-- start GIVEN DATA --

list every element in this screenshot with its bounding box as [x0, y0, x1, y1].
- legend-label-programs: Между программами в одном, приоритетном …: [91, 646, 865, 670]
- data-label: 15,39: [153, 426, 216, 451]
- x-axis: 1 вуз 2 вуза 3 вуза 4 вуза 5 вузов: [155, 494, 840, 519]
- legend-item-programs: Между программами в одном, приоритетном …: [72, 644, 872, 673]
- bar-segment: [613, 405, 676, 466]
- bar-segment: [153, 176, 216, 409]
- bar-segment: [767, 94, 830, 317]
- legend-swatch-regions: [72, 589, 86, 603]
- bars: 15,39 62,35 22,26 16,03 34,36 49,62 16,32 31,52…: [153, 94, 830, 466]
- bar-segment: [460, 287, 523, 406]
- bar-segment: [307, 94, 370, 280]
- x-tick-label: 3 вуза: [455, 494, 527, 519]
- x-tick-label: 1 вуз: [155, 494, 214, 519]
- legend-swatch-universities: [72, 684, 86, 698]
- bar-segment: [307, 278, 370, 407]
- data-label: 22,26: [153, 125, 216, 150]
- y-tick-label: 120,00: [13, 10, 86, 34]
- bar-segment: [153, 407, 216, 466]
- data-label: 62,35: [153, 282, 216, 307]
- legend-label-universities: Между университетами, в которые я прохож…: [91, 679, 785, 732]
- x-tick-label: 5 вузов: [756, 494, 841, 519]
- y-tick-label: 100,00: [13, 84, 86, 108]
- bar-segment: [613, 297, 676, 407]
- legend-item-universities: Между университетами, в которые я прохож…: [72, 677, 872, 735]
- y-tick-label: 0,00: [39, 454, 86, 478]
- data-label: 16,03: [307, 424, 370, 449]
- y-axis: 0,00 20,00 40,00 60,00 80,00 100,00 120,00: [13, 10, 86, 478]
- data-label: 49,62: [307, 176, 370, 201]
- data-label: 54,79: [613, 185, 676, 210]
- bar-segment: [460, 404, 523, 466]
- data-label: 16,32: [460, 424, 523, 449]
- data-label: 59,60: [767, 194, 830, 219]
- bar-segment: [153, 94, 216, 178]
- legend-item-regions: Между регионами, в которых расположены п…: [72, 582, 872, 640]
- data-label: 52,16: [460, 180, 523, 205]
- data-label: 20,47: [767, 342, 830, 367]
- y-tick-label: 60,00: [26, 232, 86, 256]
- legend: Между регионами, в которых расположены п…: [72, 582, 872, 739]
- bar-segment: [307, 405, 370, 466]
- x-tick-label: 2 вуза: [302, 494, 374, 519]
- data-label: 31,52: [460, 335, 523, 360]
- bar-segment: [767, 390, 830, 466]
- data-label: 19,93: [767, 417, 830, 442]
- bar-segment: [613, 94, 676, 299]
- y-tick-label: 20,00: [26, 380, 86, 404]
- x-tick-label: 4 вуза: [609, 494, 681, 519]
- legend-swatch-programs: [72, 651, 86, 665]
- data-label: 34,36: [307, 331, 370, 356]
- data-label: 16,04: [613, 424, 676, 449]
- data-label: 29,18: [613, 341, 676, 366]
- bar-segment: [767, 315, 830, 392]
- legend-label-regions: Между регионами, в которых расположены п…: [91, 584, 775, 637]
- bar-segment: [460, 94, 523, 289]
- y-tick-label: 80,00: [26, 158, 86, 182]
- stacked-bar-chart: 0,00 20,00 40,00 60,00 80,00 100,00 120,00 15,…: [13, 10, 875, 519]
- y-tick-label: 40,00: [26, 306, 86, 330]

-- end GIVEN DATA --

- _INSTRUCTIONS TO FOLLOW_
Could you pull every line from the records above and copy each one verbatim?

- _ANSWER_
list every element in this screenshot with its bounding box as [x0, y0, x1, y1].
- legend-label-programs: Между программами в одном, приоритетном …: [91, 646, 865, 670]
- data-label: 15,39: [153, 426, 216, 451]
- x-axis: 1 вуз 2 вуза 3 вуза 4 вуза 5 вузов: [155, 494, 840, 519]
- legend-item-programs: Между программами в одном, приоритетном …: [72, 644, 872, 673]
- bar-segment: [613, 405, 676, 466]
- bar-segment: [153, 176, 216, 409]
- bar-segment: [767, 94, 830, 317]
- legend-swatch-regions: [72, 589, 86, 603]
- bars: 15,39 62,35 22,26 16,03 34,36 49,62 16,32 31,52…: [153, 94, 830, 466]
- bar-segment: [460, 287, 523, 406]
- bar-segment: [307, 94, 370, 280]
- x-tick-label: 3 вуза: [455, 494, 527, 519]
- x-tick-label: 1 вуз: [155, 494, 214, 519]
- legend-swatch-universities: [72, 684, 86, 698]
- bar-segment: [307, 278, 370, 407]
- data-label: 22,26: [153, 125, 216, 150]
- y-tick-label: 120,00: [13, 10, 86, 34]
- bar-segment: [153, 407, 216, 466]
- data-label: 62,35: [153, 282, 216, 307]
- legend-label-universities: Между университетами, в которые я прохож…: [91, 679, 785, 732]
- x-tick-label: 5 вузов: [756, 494, 841, 519]
- y-tick-label: 100,00: [13, 84, 86, 108]
- bar-segment: [613, 297, 676, 407]
- legend-item-universities: Между университетами, в которые я прохож…: [72, 677, 872, 735]
- y-tick-label: 0,00: [39, 454, 86, 478]
- data-label: 16,03: [307, 424, 370, 449]
- y-axis: 0,00 20,00 40,00 60,00 80,00 100,00 120,00: [13, 10, 86, 478]
- data-label: 49,62: [307, 176, 370, 201]
- data-label: 54,79: [613, 185, 676, 210]
- bar-segment: [460, 404, 523, 466]
- data-label: 16,32: [460, 424, 523, 449]
- data-label: 59,60: [767, 194, 830, 219]
- bar-segment: [153, 94, 216, 178]
- legend-item-regions: Между регионами, в которых расположены п…: [72, 582, 872, 640]
- data-label: 52,16: [460, 180, 523, 205]
- data-label: 20,47: [767, 342, 830, 367]
- y-tick-label: 60,00: [26, 232, 86, 256]
- legend: Между регионами, в которых расположены п…: [72, 582, 872, 739]
- bar-segment: [307, 405, 370, 466]
- x-tick-label: 2 вуза: [302, 494, 374, 519]
- data-label: 31,52: [460, 335, 523, 360]
- bar-segment: [767, 390, 830, 466]
- data-label: 19,93: [767, 417, 830, 442]
- bar-segment: [613, 94, 676, 299]
- y-tick-label: 20,00: [26, 380, 86, 404]
- x-tick-label: 4 вуза: [609, 494, 681, 519]
- legend-swatch-programs: [72, 651, 86, 665]
- data-label: 34,36: [307, 331, 370, 356]
- data-label: 16,04: [613, 424, 676, 449]
- data-label: 29,18: [613, 341, 676, 366]
- bar-segment: [767, 315, 830, 392]
- legend-label-regions: Между регионами, в которых расположены п…: [91, 584, 775, 637]
- bar-segment: [460, 94, 523, 289]
- y-tick-label: 80,00: [26, 158, 86, 182]
- stacked-bar-chart: 0,00 20,00 40,00 60,00 80,00 100,00 120,00 15,…: [13, 10, 875, 519]
- y-tick-label: 40,00: [26, 306, 86, 330]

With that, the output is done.